DATA FOR THIS TASK |
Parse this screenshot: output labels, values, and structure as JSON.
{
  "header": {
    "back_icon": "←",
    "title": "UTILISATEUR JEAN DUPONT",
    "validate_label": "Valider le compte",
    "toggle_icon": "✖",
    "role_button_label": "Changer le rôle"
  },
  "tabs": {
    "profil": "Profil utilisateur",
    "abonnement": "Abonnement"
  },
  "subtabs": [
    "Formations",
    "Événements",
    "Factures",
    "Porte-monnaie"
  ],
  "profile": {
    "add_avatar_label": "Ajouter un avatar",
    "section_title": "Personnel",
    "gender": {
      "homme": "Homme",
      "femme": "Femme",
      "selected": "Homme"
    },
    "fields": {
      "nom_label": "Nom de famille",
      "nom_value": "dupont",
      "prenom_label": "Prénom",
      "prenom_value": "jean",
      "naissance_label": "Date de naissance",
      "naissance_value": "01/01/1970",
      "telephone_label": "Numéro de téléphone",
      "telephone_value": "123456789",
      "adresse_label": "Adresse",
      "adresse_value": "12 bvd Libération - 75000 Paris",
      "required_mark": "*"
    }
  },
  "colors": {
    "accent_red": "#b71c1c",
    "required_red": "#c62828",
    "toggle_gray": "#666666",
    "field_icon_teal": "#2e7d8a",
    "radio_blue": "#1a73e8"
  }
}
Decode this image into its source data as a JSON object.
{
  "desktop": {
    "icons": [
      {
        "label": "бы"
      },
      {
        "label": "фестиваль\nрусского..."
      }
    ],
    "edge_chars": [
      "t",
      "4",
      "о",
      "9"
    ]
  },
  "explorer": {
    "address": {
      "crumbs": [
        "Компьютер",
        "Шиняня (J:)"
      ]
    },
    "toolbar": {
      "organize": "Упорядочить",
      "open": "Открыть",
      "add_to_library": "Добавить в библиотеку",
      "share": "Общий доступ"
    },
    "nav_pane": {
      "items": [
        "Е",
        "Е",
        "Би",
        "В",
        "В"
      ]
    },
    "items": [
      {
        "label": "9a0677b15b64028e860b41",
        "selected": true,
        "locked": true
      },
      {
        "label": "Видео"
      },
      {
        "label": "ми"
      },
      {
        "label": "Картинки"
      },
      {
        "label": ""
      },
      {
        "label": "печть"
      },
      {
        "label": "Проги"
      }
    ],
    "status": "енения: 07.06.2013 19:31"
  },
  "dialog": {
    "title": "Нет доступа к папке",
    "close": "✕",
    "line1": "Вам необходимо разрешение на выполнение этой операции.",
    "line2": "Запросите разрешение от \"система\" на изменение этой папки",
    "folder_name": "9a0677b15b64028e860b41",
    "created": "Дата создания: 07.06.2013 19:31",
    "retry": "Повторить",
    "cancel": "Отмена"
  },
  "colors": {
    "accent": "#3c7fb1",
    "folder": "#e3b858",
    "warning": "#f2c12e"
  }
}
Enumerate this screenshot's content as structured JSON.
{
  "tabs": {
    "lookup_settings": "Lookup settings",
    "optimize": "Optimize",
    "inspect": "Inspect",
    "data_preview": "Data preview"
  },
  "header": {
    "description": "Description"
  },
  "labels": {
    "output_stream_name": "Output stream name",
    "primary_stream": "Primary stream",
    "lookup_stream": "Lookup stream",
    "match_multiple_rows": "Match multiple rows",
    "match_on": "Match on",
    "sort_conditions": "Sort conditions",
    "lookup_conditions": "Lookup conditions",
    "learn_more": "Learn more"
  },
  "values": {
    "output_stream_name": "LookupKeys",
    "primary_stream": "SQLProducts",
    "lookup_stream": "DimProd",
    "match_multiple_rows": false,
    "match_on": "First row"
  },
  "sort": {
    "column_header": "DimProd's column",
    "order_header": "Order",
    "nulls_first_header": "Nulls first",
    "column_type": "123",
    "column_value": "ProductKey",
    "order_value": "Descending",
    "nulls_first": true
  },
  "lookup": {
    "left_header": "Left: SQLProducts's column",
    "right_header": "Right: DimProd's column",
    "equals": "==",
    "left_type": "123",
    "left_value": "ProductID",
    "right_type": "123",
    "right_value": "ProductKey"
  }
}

AIM OF THE EXERCISE | Exactly reproduce the material above.

RESPONSE FOR THIS EXERCISE |
Parse this screenshot: output labels, values, and structure as JSON.
{
  "header": {
    "back_icon": "←",
    "title": "UTILISATEUR JEAN DUPONT",
    "validate_label": "Valider le compte",
    "toggle_icon": "✖",
    "role_button_label": "Changer le rôle"
  },
  "tabs": {
    "profil": "Profil utilisateur",
    "abonnement": "Abonnement"
  },
  "subtabs": [
    "Formations",
    "Événements",
    "Factures",
    "Porte-monnaie"
  ],
  "profile": {
    "add_avatar_label": "Ajouter un avatar",
    "section_title": "Personnel",
    "gender": {
      "homme": "Homme",
      "femme": "Femme",
      "selected": "Homme"
    },
    "fields": {
      "nom_label": "Nom de famille",
      "nom_value": "dupont",
      "prenom_label": "Prénom",
      "prenom_value": "jean",
      "naissance_label": "Date de naissance",
      "naissance_value": "01/01/1970",
      "telephone_label": "Numéro de téléphone",
      "telephone_value": "123456789",
      "adresse_label": "Adresse",
      "adresse_value": "12 bvd Libération - 75000 Paris",
      "required_mark": "*"
    }
  },
  "colors": {
    "accent_red": "#b71c1c",
    "required_red": "#c62828",
    "toggle_gray": "#666666",
    "field_icon_teal": "#2e7d8a",
    "radio_blue": "#1a73e8"
  }
}
Decode this image into its source data as a JSON object.
{
  "desktop": {
    "icons": [
      {
        "label": "бы"
      },
      {
        "label": "фестиваль\nрусского..."
      }
    ],
    "edge_chars": [
      "t",
      "4",
      "о",
      "9"
    ]
  },
  "explorer": {
    "address": {
      "crumbs": [
        "Компьютер",
        "Шиняня (J:)"
      ]
    },
    "toolbar": {
      "organize": "Упорядочить",
      "open": "Открыть",
      "add_to_library": "Добавить в библиотеку",
      "share": "Общий доступ"
    },
    "nav_pane": {
      "items": [
        "Е",
        "Е",
        "Би",
        "В",
        "В"
      ]
    },
    "items": [
      {
        "label": "9a0677b15b64028e860b41",
        "selected": true,
        "locked": true
      },
      {
        "label": "Видео"
      },
      {
        "label": "ми"
      },
      {
        "label": "Картинки"
      },
      {
        "label": ""
      },
      {
        "label": "печть"
      },
      {
        "label": "Проги"
      }
    ],
    "status": "енения: 07.06.2013 19:31"
  },
  "dialog": {
    "title": "Нет доступа к папке",
    "close": "✕",
    "line1": "Вам необходимо разрешение на выполнение этой операции.",
    "line2": "Запросите разрешение от \"система\" на изменение этой папки",
    "folder_name": "9a0677b15b64028e860b41",
    "created": "Дата создания: 07.06.2013 19:31",
    "retry": "Повторить",
    "cancel": "Отмена"
  },
  "colors": {
    "accent": "#3c7fb1",
    "folder": "#e3b858",
    "warning": "#f2c12e"
  }
}
Enumerate this screenshot's content as structured JSON.
{
  "tabs": {
    "lookup_settings": "Lookup settings",
    "optimize": "Optimize",
    "inspect": "Inspect",
    "data_preview": "Data preview"
  },
  "header": {
    "description": "Description"
  },
  "labels": {
    "output_stream_name": "Output stream name",
    "primary_stream": "Primary stream",
    "lookup_stream": "Lookup stream",
    "match_multiple_rows": "Match multiple rows",
    "match_on": "Match on",
    "sort_conditions": "Sort conditions",
    "lookup_conditions": "Lookup conditions",
    "learn_more": "Learn more"
  },
  "values": {
    "output_stream_name": "LookupKeys",
    "primary_stream": "SQLProducts",
    "lookup_stream": "DimProd",
    "match_multiple_rows": false,
    "match_on": "First row"
  },
  "sort": {
    "column_header": "DimProd's column",
    "order_header": "Order",
    "nulls_first_header": "Nulls first",
    "column_type": "123",
    "column_value": "ProductKey",
    "order_value": "Descending",
    "nulls_first": true
  },
  "lookup": {
    "left_header": "Left: SQLProducts's column",
    "right_header": "Right: DimProd's column",
    "equals": "==",
    "left_type": "123",
    "left_value": "ProductID",
    "right_type": "123",
    "right_value": "ProductKey"
  }
}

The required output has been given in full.